──────── 데이터셋 발췌 ────────

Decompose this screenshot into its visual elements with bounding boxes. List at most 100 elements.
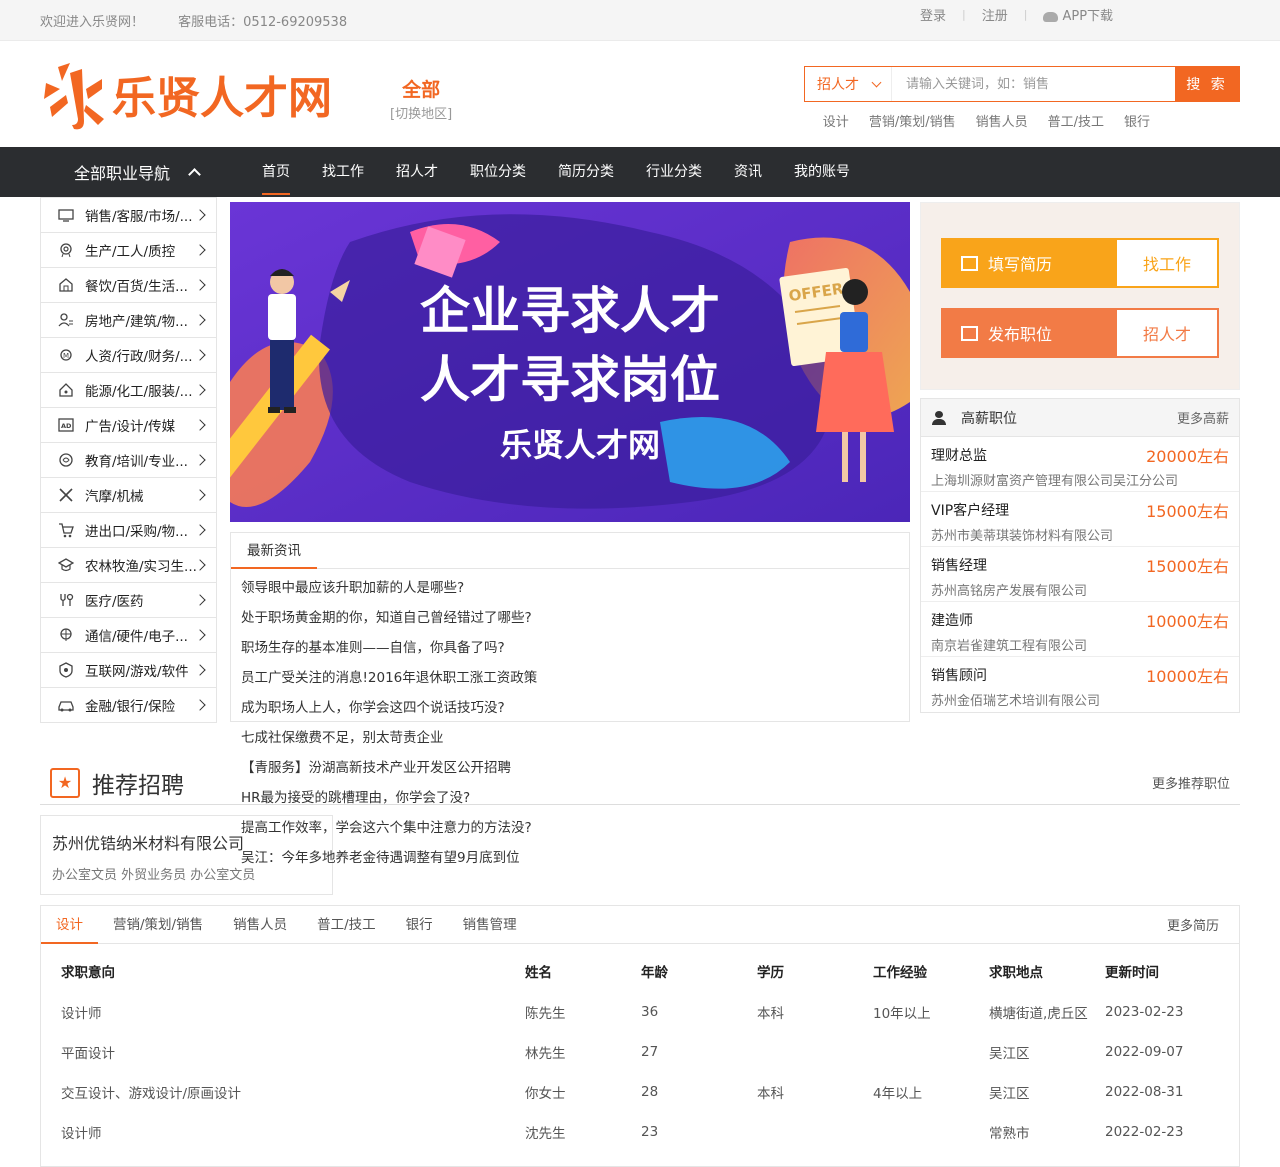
category-sidebar: 销售/客服/市场/... 生产/工人/质控 餐饮/百货/生活... 房地产/建筑… xyxy=(40,197,217,723)
fill-resume-button[interactable]: 填写简历 找工作 xyxy=(941,238,1219,288)
cell-name: 你女士 xyxy=(525,1086,566,1102)
tab-bank[interactable]: 银行 xyxy=(391,906,448,944)
hero-banner[interactable]: OFFER 企业寻求人才 人才寻求岗位 乐贤人才网 xyxy=(230,202,910,522)
nav-item-find-talent[interactable]: 招人才 xyxy=(396,147,438,197)
search-button[interactable]: 搜 索 xyxy=(1175,67,1239,101)
table-header-row: 求职意向 姓名 年龄 学历 工作经验 求职地点 更新时间 xyxy=(61,950,1219,992)
hot-keyword[interactable]: 银行 xyxy=(1124,111,1150,130)
id-card-icon xyxy=(961,325,978,341)
sidebar-item-medical[interactable]: 医疗/医药 xyxy=(41,582,216,617)
post-job-button[interactable]: 发布职位 招人才 xyxy=(941,308,1219,358)
news-item[interactable]: 领导眼中最应该升职加薪的人是哪些? xyxy=(241,573,577,603)
high-salary-job-row[interactable]: VIP客户经理 15000左右 苏州市美蒂琪装饰材料有限公司 xyxy=(921,492,1239,547)
all-categories-toggle[interactable]: 全部职业导航 xyxy=(40,160,216,184)
nav-item-my-account[interactable]: 我的账号 xyxy=(794,147,850,197)
all-categories-label: 全部职业导航 xyxy=(74,164,171,183)
nav-item-home[interactable]: 首页 xyxy=(262,147,290,197)
sidebar-item-telecom[interactable]: 通信/硬件/电子... xyxy=(41,617,216,652)
more-high-salary-link[interactable]: 更多高薪 xyxy=(1177,408,1229,427)
hot-keyword[interactable]: 普工/技工 xyxy=(1048,111,1104,130)
more-resumes-link[interactable]: 更多简历 xyxy=(1167,915,1219,934)
sidebar-item-label: 餐饮/百货/生活... xyxy=(85,279,188,295)
job-company: 苏州高铭房产发展有限公司 xyxy=(931,584,1088,599)
more-recommend-link[interactable]: 更多推荐职位 xyxy=(1152,773,1230,792)
high-salary-job-row[interactable]: 销售经理 15000左右 苏州高铭房产发展有限公司 xyxy=(921,547,1239,602)
news-item[interactable]: 吴江：今年多地养老金待遇调整有望9月底到位 xyxy=(241,843,577,873)
cell-experience: 4年以上 xyxy=(873,1086,923,1102)
nav-item-find-job[interactable]: 找工作 xyxy=(322,147,364,197)
sidebar-item-finance[interactable]: 金融/银行/保险 xyxy=(41,687,216,722)
tab-sales-management[interactable]: 销售管理 xyxy=(448,906,532,944)
sidebar-item-production[interactable]: 生产/工人/质控 xyxy=(41,232,216,267)
high-salary-job-row[interactable]: 销售顾问 10000左右 苏州金佰瑞艺术培训有限公司 xyxy=(921,657,1239,712)
banner-illustration: OFFER 企业寻求人才 人才寻求岗位 乐贤人才网 xyxy=(230,202,910,522)
job-salary: 10000左右 xyxy=(1146,612,1229,631)
divider: | xyxy=(1023,8,1028,21)
sidebar-item-education[interactable]: 教育/培训/专业... xyxy=(41,442,216,477)
main-nav: 全部职业导航 首页 找工作 招人才 职位分类 简历分类 行业分类 资讯 我的账号 xyxy=(0,147,1280,197)
find-talent-label: 招人才 xyxy=(1117,308,1219,358)
register-link[interactable]: 注册 xyxy=(982,5,1008,24)
table-row[interactable]: 设计师 沈先生 23 常熟市 2022-02-23 xyxy=(61,1112,1219,1152)
nav-item-news[interactable]: 资讯 xyxy=(734,147,762,197)
cell-updated: 2023-02-23 xyxy=(1105,1004,1184,1020)
sidebar-item-advertising[interactable]: AD 广告/设计/传媒 xyxy=(41,407,216,442)
network-icon xyxy=(57,627,75,643)
news-item[interactable]: 成为职场人上人，你学会这四个说话技巧没? xyxy=(241,693,577,723)
sidebar-item-label: 互联网/游戏/软件 xyxy=(85,664,189,680)
job-salary: 15000左右 xyxy=(1146,557,1229,576)
tab-design[interactable]: 设计 xyxy=(41,906,98,944)
sidebar-item-hr[interactable]: M 人资/行政/财务/... xyxy=(41,337,216,372)
cell-updated: 2022-09-07 xyxy=(1105,1044,1184,1060)
news-item[interactable]: 职场生存的基本准则——自信，你具备了吗? xyxy=(241,633,577,663)
sidebar-item-label: 能源/化工/服装/... xyxy=(85,384,193,400)
hot-keyword[interactable]: 销售人员 xyxy=(976,111,1028,130)
banner-headline-2: 人才寻求岗位 xyxy=(420,351,720,409)
sidebar-item-agriculture[interactable]: 农林牧渔/实习生... xyxy=(41,547,216,582)
sidebar-item-label: 房地产/建筑/物... xyxy=(85,314,188,330)
high-salary-job-row[interactable]: 建造师 10000左右 南京岩雀建筑工程有限公司 xyxy=(921,602,1239,657)
sidebar-item-label: 进出口/采购/物... xyxy=(85,524,188,540)
news-item[interactable]: 员工广受关注的消息!2016年退休职工涨工资政策 xyxy=(241,663,577,693)
sidebar-item-import-export[interactable]: 进出口/采购/物... xyxy=(41,512,216,547)
job-salary: 20000左右 xyxy=(1146,447,1229,466)
nav-item-industry[interactable]: 行业分类 xyxy=(646,147,702,197)
search-input[interactable] xyxy=(891,67,1175,101)
city-selector[interactable]: 全部 [切换地区] xyxy=(390,75,452,122)
tab-workers[interactable]: 普工/技工 xyxy=(302,906,391,944)
tab-latest-news[interactable]: 最新资讯 xyxy=(231,533,317,569)
news-item[interactable]: 七成社保缴费不足，别太苛责企业 xyxy=(241,723,577,753)
sidebar-item-internet[interactable]: 互联网/游戏/软件 xyxy=(41,652,216,687)
login-link[interactable]: 登录 xyxy=(920,5,946,24)
job-salary: 10000左右 xyxy=(1146,667,1229,686)
sidebar-item-catering[interactable]: 餐饮/百货/生活... xyxy=(41,267,216,302)
tab-sales-staff[interactable]: 销售人员 xyxy=(218,906,302,944)
home-icon xyxy=(57,382,75,398)
site-logo[interactable]: 乐贤人才网 xyxy=(40,59,365,131)
medical-icon xyxy=(57,592,75,608)
job-salary: 15000左右 xyxy=(1146,502,1229,521)
high-salary-title: 高薪职位 xyxy=(961,410,1017,427)
tab-marketing[interactable]: 营销/策划/销售 xyxy=(98,906,218,944)
city-switch[interactable]: [切换地区] xyxy=(390,103,452,122)
cell-intent: 平面设计 xyxy=(61,1046,115,1062)
nav-item-job-categories[interactable]: 职位分类 xyxy=(470,147,526,197)
news-item[interactable]: 提高工作效率，学会这六个集中注意力的方法没? xyxy=(241,813,577,843)
nav-item-resume-categories[interactable]: 简历分类 xyxy=(558,147,614,197)
news-item[interactable]: 处于职场黄金期的你，知道自己曾经错过了哪些? xyxy=(241,603,577,633)
table-row[interactable]: 交互设计、游戏设计/原画设计 你女士 28 本科 4年以上 吴江区 2022-0… xyxy=(61,1072,1219,1112)
table-row[interactable]: 设计师 陈先生 36 本科 10年以上 横塘街道,虎丘区 2023-02-23 xyxy=(61,992,1219,1032)
svg-text:AD: AD xyxy=(61,422,72,430)
cell-education: 本科 xyxy=(757,1086,784,1102)
hot-keyword[interactable]: 营销/策划/销售 xyxy=(869,111,956,130)
building-icon xyxy=(57,312,75,328)
sidebar-item-automotive[interactable]: 汽摩/机械 xyxy=(41,477,216,512)
search-type-dropdown[interactable]: 招人才 xyxy=(805,67,891,101)
table-row[interactable]: 平面设计 林先生 27 吴江区 2022-09-07 xyxy=(61,1032,1219,1072)
hot-keyword[interactable]: 设计 xyxy=(823,111,849,130)
sidebar-item-energy[interactable]: 能源/化工/服装/... xyxy=(41,372,216,407)
sidebar-item-sales[interactable]: 销售/客服/市场/... xyxy=(41,197,216,232)
app-download-link[interactable]: APP下载 xyxy=(1043,5,1113,24)
high-salary-job-row[interactable]: 理财总监 20000左右 上海圳源财富资产管理有限公司吴江分公司 xyxy=(921,437,1239,492)
sidebar-item-realestate[interactable]: 房地产/建筑/物... xyxy=(41,302,216,337)
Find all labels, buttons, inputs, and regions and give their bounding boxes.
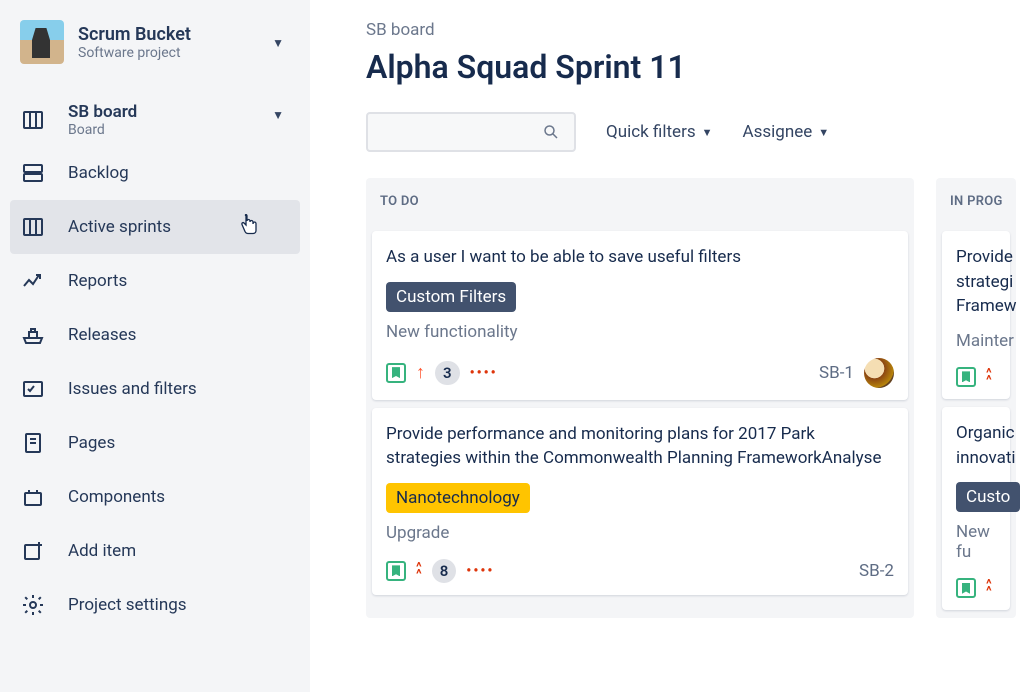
- assignee-dropdown[interactable]: Assignee ▼: [743, 122, 830, 142]
- priority-highest-icon: ^^: [986, 370, 992, 384]
- epic-tag[interactable]: Custom Filters: [386, 282, 516, 312]
- project-name: Scrum Bucket: [78, 24, 191, 45]
- column-in-progress: IN PROG Provide strategi Framew Mainter …: [936, 178, 1016, 618]
- project-switcher[interactable]: Scrum Bucket Software project ▼: [10, 20, 300, 78]
- issue-card[interactable]: Provide strategi Framew Mainter ^^: [942, 231, 1010, 399]
- epic-tag[interactable]: Custo: [956, 482, 1020, 512]
- issue-card[interactable]: Provide performance and monitoring plans…: [372, 408, 908, 595]
- board-name: SB board: [68, 102, 137, 122]
- issue-card[interactable]: Organic innovati Custo New fu ^^: [942, 407, 1010, 610]
- story-type-icon: [956, 367, 976, 387]
- board-icon: [20, 107, 46, 133]
- nav-backlog[interactable]: Backlog: [10, 146, 300, 200]
- component-icon: [20, 484, 46, 510]
- card-subtitle: Upgrade: [386, 523, 894, 543]
- quick-filters-dropdown[interactable]: Quick filters ▼: [606, 122, 713, 142]
- nav-label: Components: [68, 487, 165, 507]
- card-footer: ^^ 8 •••• SB-2: [386, 559, 894, 583]
- column-todo: TO DO As a user I want to be able to sav…: [366, 178, 914, 618]
- estimate-badge: 8: [432, 559, 457, 583]
- nav-label: Releases: [68, 325, 136, 345]
- sidebar: Scrum Bucket Software project ▼ SB board…: [0, 0, 310, 692]
- reports-icon: [20, 268, 46, 294]
- priority-highest-icon: ^^: [986, 581, 992, 595]
- story-type-icon: [956, 578, 976, 598]
- column-header: TO DO: [366, 178, 914, 225]
- assignee-avatar[interactable]: [864, 358, 894, 388]
- quick-filters-label: Quick filters: [606, 122, 696, 142]
- ship-icon: [20, 322, 46, 348]
- chevron-down-icon: ▼: [702, 126, 713, 139]
- card-title: Provide performance and monitoring plans…: [386, 422, 894, 471]
- nav-pages[interactable]: Pages: [10, 416, 300, 470]
- column-header: IN PROG: [936, 178, 1016, 225]
- backlog-icon: [20, 160, 46, 186]
- estimate-badge: 3: [435, 361, 460, 385]
- assignee-label: Assignee: [743, 122, 813, 142]
- add-icon: [20, 538, 46, 564]
- sprint-title: Alpha Squad Sprint 11: [366, 48, 1024, 86]
- priority-highest-icon: ^^: [416, 564, 422, 578]
- cursor-hand-icon: [240, 214, 258, 241]
- board-selector[interactable]: SB board Board ▼: [10, 94, 300, 146]
- pages-icon: [20, 430, 46, 456]
- card-subtitle: Mainter: [956, 331, 996, 351]
- card-subtitle: New fu: [956, 522, 996, 562]
- flag-dots-icon: ••••: [470, 365, 498, 381]
- gear-icon: [20, 592, 46, 618]
- filters-row: Quick filters ▼ Assignee ▼: [366, 112, 1024, 152]
- nav-add-item[interactable]: Add item: [10, 524, 300, 578]
- card-footer: ↑ 3 •••• SB-1: [386, 358, 894, 388]
- card-title: As a user I want to be able to save usef…: [386, 245, 894, 270]
- nav-label: Backlog: [68, 163, 129, 183]
- card-title: Organic innovati: [956, 421, 996, 470]
- issues-icon: [20, 376, 46, 402]
- card-footer: ^^: [956, 578, 996, 598]
- main: SB board Alpha Squad Sprint 11 Quick fil…: [310, 0, 1024, 692]
- nav-label: Add item: [68, 541, 136, 561]
- issue-card[interactable]: As a user I want to be able to save usef…: [372, 231, 908, 400]
- nav-releases[interactable]: Releases: [10, 308, 300, 362]
- story-type-icon: [386, 561, 406, 581]
- chevron-down-icon: ▼: [272, 108, 284, 122]
- project-type: Software project: [78, 45, 191, 61]
- card-title: Provide strategi Framew: [956, 245, 996, 319]
- flag-dots-icon: ••••: [466, 563, 494, 579]
- search-icon: [542, 123, 560, 141]
- issue-key[interactable]: SB-1: [819, 363, 854, 383]
- nav-components[interactable]: Components: [10, 470, 300, 524]
- project-avatar-icon: [20, 20, 64, 64]
- nav-label: Pages: [68, 433, 115, 453]
- nav-label: Issues and filters: [68, 379, 197, 399]
- epic-tag[interactable]: Nanotechnology: [386, 483, 530, 513]
- story-type-icon: [386, 363, 406, 383]
- nav-label: Reports: [68, 271, 127, 291]
- board-sub: Board: [68, 122, 137, 138]
- nav-issues-filters[interactable]: Issues and filters: [10, 362, 300, 416]
- chevron-down-icon: ▼: [272, 36, 284, 50]
- chevron-down-icon: ▼: [818, 126, 829, 139]
- nav: SB board Board ▼ Backlog Active sprints: [10, 94, 300, 632]
- issue-key[interactable]: SB-2: [859, 561, 894, 581]
- nav-label: Active sprints: [68, 217, 171, 237]
- nav-label: Project settings: [68, 595, 187, 615]
- nav-active-sprints[interactable]: Active sprints: [10, 200, 300, 254]
- card-subtitle: New functionality: [386, 322, 894, 342]
- search-input[interactable]: [366, 112, 576, 152]
- priority-medium-icon: ↑: [416, 362, 425, 383]
- breadcrumb[interactable]: SB board: [366, 20, 1024, 40]
- nav-reports[interactable]: Reports: [10, 254, 300, 308]
- board: TO DO As a user I want to be able to sav…: [366, 178, 1024, 618]
- nav-project-settings[interactable]: Project settings: [10, 578, 300, 632]
- card-footer: ^^: [956, 367, 996, 387]
- board-icon: [20, 214, 46, 240]
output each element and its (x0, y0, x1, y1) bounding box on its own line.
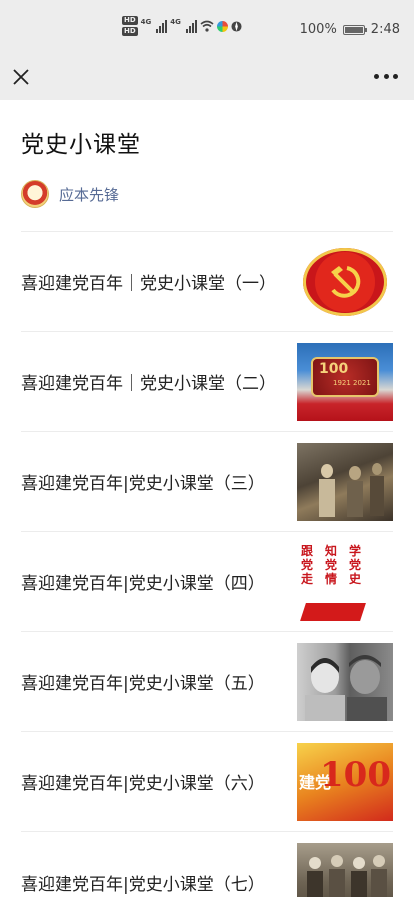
list-item[interactable]: 喜迎建党百年|党史小课堂（六） 建党 100 (21, 732, 393, 832)
status-bar: HD HD 4G 4G 100% 2:48 (0, 0, 414, 60)
status-right: 100% 2:48 (300, 22, 400, 37)
thumbnail-historical-photo[interactable] (297, 442, 393, 521)
item-title[interactable]: 喜迎建党百年|党史小课堂（五） (21, 669, 265, 694)
avatar[interactable] (21, 180, 49, 208)
thumbnail-centenary-100[interactable]: 建党 100 (297, 742, 393, 821)
thumbnail-party-emblem[interactable] (297, 242, 393, 321)
slogan-char: 走 (301, 571, 314, 586)
battery-icon (342, 24, 367, 35)
thumb-year-end: 2021 (353, 378, 371, 387)
article-content: 党史小课堂 应本先锋 喜迎建党百年｜党史小课堂（一） 喜迎建党百年｜党史小课堂（… (0, 125, 414, 897)
item-title[interactable]: 喜迎建党百年|党史小课堂（三） (21, 469, 265, 494)
hd-badge-2: HD (122, 27, 138, 36)
thumb-year-start: 1921 (333, 378, 351, 387)
thumbnail-portrait[interactable] (297, 642, 393, 721)
app-bubble-icon (216, 20, 228, 32)
list-item[interactable]: 喜迎建党百年|党史小课堂（七） (21, 832, 393, 897)
article-list: 喜迎建党百年｜党史小课堂（一） 喜迎建党百年｜党史小课堂（二） 100 1921… (21, 232, 393, 897)
nav-bar (0, 60, 414, 100)
clock: 2:48 (370, 22, 400, 37)
list-item[interactable]: 喜迎建党百年｜党史小课堂（二） 100 1921 2021 (21, 332, 393, 432)
slogan-char: 党 (325, 557, 338, 572)
hd-indicator: HD HD (122, 16, 138, 36)
wifi-icon (200, 20, 214, 32)
thumbnail-group-photo[interactable] (297, 843, 393, 897)
list-item[interactable]: 喜迎建党百年|党史小课堂（三） (21, 432, 393, 532)
item-title[interactable]: 喜迎建党百年|党史小课堂（七） (21, 870, 265, 895)
thumbnail-slogan[interactable]: 跟 党 走 知 党 情 学 党 史 (297, 542, 393, 621)
battery-percent: 100% (299, 22, 337, 37)
group-figures-icon (307, 855, 387, 897)
slogan-char: 情 (325, 571, 338, 586)
list-item[interactable]: 喜迎建党百年|党史小课堂（四） 跟 党 走 知 党 情 学 党 史 (21, 532, 393, 632)
list-item[interactable]: 喜迎建党百年｜党史小课堂（一） (21, 232, 393, 332)
signal-icon (156, 19, 168, 33)
slogan-char: 史 (349, 571, 362, 586)
crowd-figures-icon (319, 462, 384, 517)
slogan-char: 党 (349, 557, 362, 572)
signal-icon (185, 19, 197, 33)
page-title: 党史小课堂 (21, 132, 141, 158)
hd-badge-1: HD (122, 16, 138, 25)
hammer-sickle-icon (331, 265, 361, 298)
author-row[interactable]: 应本先锋 (21, 179, 393, 209)
portrait-figures-icon (305, 654, 387, 721)
close-icon[interactable] (10, 66, 32, 88)
slogan-char: 跟 (301, 543, 314, 558)
more-icon[interactable] (374, 68, 398, 84)
network-type-2: 4G (170, 18, 181, 26)
thumb-number: 100 (320, 754, 391, 795)
list-item[interactable]: 喜迎建党百年|党史小课堂（五） (21, 632, 393, 732)
slogan-char: 党 (301, 557, 314, 572)
item-title[interactable]: 喜迎建党百年｜党史小课堂（一） (21, 269, 276, 294)
thumb-number: 100 (319, 360, 349, 377)
item-title[interactable]: 喜迎建党百年｜党史小课堂（二） (21, 369, 276, 394)
network-type-1: 4G (140, 18, 152, 26)
red-banner (297, 600, 393, 621)
thumbnail-centenary[interactable]: 100 1921 2021 (297, 342, 393, 421)
item-title[interactable]: 喜迎建党百年|党史小课堂（六） (21, 769, 265, 794)
slogan-char: 学 (349, 543, 362, 558)
slogan-char: 知 (325, 543, 338, 558)
author-name[interactable]: 应本先锋 (59, 184, 119, 205)
item-title[interactable]: 喜迎建党百年|党史小课堂（四） (21, 569, 265, 594)
status-icons: HD HD 4G 4G (122, 16, 242, 36)
settings-icon (231, 20, 242, 32)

────────

"list-item[interactable]: 喜迎建党百年|党史小课堂（六） 建党" 문구가 있는 줄에서 시작해 "article-content: 党史小课堂 应本先锋" 문구가 있는 줄까지 한 글자도 바꾸지 말고 다시 적으십시오. 두 끝 줄도 포함합니다.

작업 응답:
list-item[interactable]: 喜迎建党百年|党史小课堂（六） 建党 100 (21, 732, 393, 832)
status-bar: HD HD 4G 4G 100% 2:48 (0, 0, 414, 60)
status-right: 100% 2:48 (300, 22, 400, 37)
thumbnail-historical-photo[interactable] (297, 442, 393, 521)
item-title[interactable]: 喜迎建党百年|党史小课堂（五） (21, 669, 265, 694)
avatar[interactable] (21, 180, 49, 208)
thumbnail-centenary-100[interactable]: 建党 100 (297, 742, 393, 821)
thumbnail-party-emblem[interactable] (297, 242, 393, 321)
slogan-char: 走 (301, 571, 314, 586)
battery-icon (342, 24, 367, 35)
thumb-year-end: 2021 (353, 378, 371, 387)
article-content: 党史小课堂 应本先锋 喜迎建党百年｜党史小课堂（一） 喜迎建党百年｜党史小课堂（… (0, 125, 414, 897)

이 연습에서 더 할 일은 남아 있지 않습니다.